▶ _Given entries_

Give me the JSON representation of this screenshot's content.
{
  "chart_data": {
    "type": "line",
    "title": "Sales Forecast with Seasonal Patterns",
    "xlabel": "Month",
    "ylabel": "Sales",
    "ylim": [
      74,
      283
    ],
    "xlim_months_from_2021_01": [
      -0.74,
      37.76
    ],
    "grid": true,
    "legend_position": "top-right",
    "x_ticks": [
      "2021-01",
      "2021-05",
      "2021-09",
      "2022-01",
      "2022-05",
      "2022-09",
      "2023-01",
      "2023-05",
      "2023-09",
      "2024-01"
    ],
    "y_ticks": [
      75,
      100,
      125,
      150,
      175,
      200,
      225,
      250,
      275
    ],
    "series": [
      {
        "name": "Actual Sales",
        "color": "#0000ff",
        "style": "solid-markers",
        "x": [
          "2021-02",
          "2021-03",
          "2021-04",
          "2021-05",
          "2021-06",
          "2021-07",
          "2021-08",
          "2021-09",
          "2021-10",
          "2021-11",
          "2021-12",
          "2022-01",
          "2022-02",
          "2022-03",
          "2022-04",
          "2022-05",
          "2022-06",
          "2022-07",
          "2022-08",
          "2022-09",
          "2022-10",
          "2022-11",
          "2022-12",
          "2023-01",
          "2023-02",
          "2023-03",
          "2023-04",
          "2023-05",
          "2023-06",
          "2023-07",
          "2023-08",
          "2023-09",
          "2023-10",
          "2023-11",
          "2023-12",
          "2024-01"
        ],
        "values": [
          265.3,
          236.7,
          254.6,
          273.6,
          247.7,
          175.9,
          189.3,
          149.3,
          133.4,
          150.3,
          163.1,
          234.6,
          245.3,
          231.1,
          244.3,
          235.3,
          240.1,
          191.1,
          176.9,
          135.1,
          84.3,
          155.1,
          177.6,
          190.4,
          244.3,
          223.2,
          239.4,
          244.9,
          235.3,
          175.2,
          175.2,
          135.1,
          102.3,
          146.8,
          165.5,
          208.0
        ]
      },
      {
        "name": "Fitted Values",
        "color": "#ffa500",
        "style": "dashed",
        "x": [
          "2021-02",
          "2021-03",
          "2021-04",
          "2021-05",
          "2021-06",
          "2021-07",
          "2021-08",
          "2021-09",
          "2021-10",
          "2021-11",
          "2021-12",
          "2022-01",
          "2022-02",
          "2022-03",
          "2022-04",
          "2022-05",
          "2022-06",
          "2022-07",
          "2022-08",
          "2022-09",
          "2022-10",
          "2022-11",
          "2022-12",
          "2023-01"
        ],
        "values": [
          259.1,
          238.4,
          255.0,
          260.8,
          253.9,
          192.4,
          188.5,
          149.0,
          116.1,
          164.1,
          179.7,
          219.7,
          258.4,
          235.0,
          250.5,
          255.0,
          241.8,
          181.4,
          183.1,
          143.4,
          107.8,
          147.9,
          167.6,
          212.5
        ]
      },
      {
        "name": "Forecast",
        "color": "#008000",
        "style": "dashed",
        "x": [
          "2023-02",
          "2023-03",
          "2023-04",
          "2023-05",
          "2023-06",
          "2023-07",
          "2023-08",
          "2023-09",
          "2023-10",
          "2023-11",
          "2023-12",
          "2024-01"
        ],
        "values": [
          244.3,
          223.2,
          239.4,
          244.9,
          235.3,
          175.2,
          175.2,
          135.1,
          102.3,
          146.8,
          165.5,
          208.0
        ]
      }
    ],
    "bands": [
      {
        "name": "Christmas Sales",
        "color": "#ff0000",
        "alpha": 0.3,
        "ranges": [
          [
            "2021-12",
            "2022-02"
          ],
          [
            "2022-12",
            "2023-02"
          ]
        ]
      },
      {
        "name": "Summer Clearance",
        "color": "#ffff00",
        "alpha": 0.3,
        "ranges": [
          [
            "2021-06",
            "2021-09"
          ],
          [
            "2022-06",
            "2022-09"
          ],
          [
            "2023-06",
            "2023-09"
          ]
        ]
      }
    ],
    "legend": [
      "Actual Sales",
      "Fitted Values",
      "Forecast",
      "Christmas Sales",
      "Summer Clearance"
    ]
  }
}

▶ _Written exercise_
Repeat each record exactly, leaving nothing out.

▶ _Final answer_
Give me the JSON representation of this screenshot's content.
{
  "chart_data": {
    "type": "line",
    "title": "Sales Forecast with Seasonal Patterns",
    "xlabel": "Month",
    "ylabel": "Sales",
    "ylim": [
      74,
      283
    ],
    "xlim_months_from_2021_01": [
      -0.74,
      37.76
    ],
    "grid": true,
    "legend_position": "top-right",
    "x_ticks": [
      "2021-01",
      "2021-05",
      "2021-09",
      "2022-01",
      "2022-05",
      "2022-09",
      "2023-01",
      "2023-05",
      "2023-09",
      "2024-01"
    ],
    "y_ticks": [
      75,
      100,
      125,
      150,
      175,
      200,
      225,
      250,
      275
    ],
    "series": [
      {
        "name": "Actual Sales",
        "color": "#0000ff",
        "style": "solid-markers",
        "x": [
          "2021-02",
          "2021-03",
          "2021-04",
          "2021-05",
          "2021-06",
          "2021-07",
          "2021-08",
          "2021-09",
          "2021-10",
          "2021-11",
          "2021-12",
          "2022-01",
          "2022-02",
          "2022-03",
          "2022-04",
          "2022-05",
          "2022-06",
          "2022-07",
          "2022-08",
          "2022-09",
          "2022-10",
          "2022-11",
          "2022-12",
          "2023-01",
          "2023-02",
          "2023-03",
          "2023-04",
          "2023-05",
          "2023-06",
          "2023-07",
          "2023-08",
          "2023-09",
          "2023-10",
          "2023-11",
          "2023-12",
          "2024-01"
        ],
        "values": [
          265.3,
          236.7,
          254.6,
          273.6,
          247.7,
          175.9,
          189.3,
          149.3,
          133.4,
          150.3,
          163.1,
          234.6,
          245.3,
          231.1,
          244.3,
          235.3,
          240.1,
          191.1,
          176.9,
          135.1,
          84.3,
          155.1,
          177.6,
          190.4,
          244.3,
          223.2,
          239.4,
          244.9,
          235.3,
          175.2,
          175.2,
          135.1,
          102.3,
          146.8,
          165.5,
          208.0
        ]
      },
      {
        "name": "Fitted Values",
        "color": "#ffa500",
        "style": "dashed",
        "x": [
          "2021-02",
          "2021-03",
          "2021-04",
          "2021-05",
          "2021-06",
          "2021-07",
          "2021-08",
          "2021-09",
          "2021-10",
          "2021-11",
          "2021-12",
          "2022-01",
          "2022-02",
          "2022-03",
          "2022-04",
          "2022-05",
          "2022-06",
          "2022-07",
          "2022-08",
          "2022-09",
          "2022-10",
          "2022-11",
          "2022-12",
          "2023-01"
        ],
        "values": [
          259.1,
          238.4,
          255.0,
          260.8,
          253.9,
          192.4,
          188.5,
          149.0,
          116.1,
          164.1,
          179.7,
          219.7,
          258.4,
          235.0,
          250.5,
          255.0,
          241.8,
          181.4,
          183.1,
          143.4,
          107.8,
          147.9,
          167.6,
          212.5
        ]
      },
      {
        "name": "Forecast",
        "color": "#008000",
        "style": "dashed",
        "x": [
          "2023-02",
          "2023-03",
          "2023-04",
          "2023-05",
          "2023-06",
          "2023-07",
          "2023-08",
          "2023-09",
          "2023-10",
          "2023-11",
          "2023-12",
          "2024-01"
        ],
        "values": [
          244.3,
          223.2,
          239.4,
          244.9,
          235.3,
          175.2,
          175.2,
          135.1,
          102.3,
          146.8,
          165.5,
          208.0
        ]
      }
    ],
    "bands": [
      {
        "name": "Christmas Sales",
        "color": "#ff0000",
        "alpha": 0.3,
        "ranges": [
          [
            "2021-12",
            "2022-02"
          ],
          [
            "2022-12",
            "2023-02"
          ]
        ]
      },
      {
        "name": "Summer Clearance",
        "color": "#ffff00",
        "alpha": 0.3,
        "ranges": [
          [
            "2021-06",
            "2021-09"
          ],
          [
            "2022-06",
            "2022-09"
          ],
          [
            "2023-06",
            "2023-09"
          ]
        ]
      }
    ],
    "legend": [
      "Actual Sales",
      "Fitted Values",
      "Forecast",
      "Christmas Sales",
      "Summer Clearance"
    ]
  }
}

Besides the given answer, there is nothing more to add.